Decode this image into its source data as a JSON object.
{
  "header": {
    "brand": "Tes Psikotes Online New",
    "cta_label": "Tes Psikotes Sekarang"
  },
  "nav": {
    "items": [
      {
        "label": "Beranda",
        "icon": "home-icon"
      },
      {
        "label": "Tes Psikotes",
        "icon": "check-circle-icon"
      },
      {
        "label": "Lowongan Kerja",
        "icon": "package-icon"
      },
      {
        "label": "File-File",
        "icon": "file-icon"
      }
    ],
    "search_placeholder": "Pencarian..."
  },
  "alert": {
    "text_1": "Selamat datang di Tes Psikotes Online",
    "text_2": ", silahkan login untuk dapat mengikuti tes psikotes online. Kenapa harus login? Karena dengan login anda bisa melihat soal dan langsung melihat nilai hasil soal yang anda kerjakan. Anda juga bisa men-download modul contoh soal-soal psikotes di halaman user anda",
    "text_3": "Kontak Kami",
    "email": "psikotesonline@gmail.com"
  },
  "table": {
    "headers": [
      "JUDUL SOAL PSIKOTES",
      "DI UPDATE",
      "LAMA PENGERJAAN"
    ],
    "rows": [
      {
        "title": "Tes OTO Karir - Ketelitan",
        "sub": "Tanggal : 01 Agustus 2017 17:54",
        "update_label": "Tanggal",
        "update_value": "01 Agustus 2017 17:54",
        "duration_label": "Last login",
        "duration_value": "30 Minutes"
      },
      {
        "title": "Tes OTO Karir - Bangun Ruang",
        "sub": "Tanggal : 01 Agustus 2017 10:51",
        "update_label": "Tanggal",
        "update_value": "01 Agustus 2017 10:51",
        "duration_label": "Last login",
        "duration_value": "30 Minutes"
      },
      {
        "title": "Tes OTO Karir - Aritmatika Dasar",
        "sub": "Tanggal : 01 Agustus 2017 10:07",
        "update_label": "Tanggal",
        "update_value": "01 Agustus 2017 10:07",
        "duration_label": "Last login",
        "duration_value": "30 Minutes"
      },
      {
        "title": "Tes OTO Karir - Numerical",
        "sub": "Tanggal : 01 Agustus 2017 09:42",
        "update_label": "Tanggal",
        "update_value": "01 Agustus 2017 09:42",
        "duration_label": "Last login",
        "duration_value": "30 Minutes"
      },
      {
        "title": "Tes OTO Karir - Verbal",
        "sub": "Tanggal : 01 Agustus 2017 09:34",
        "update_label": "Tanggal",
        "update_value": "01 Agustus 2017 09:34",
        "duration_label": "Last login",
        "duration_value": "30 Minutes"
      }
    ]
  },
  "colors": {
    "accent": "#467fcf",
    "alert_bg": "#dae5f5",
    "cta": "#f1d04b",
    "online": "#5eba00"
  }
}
☆ ☆ ☆ ☆ ☆
(GIVEN TASK): Of the lines in the material, how many hold the word "Karir"? Reply with the number only.

(RESULT): 5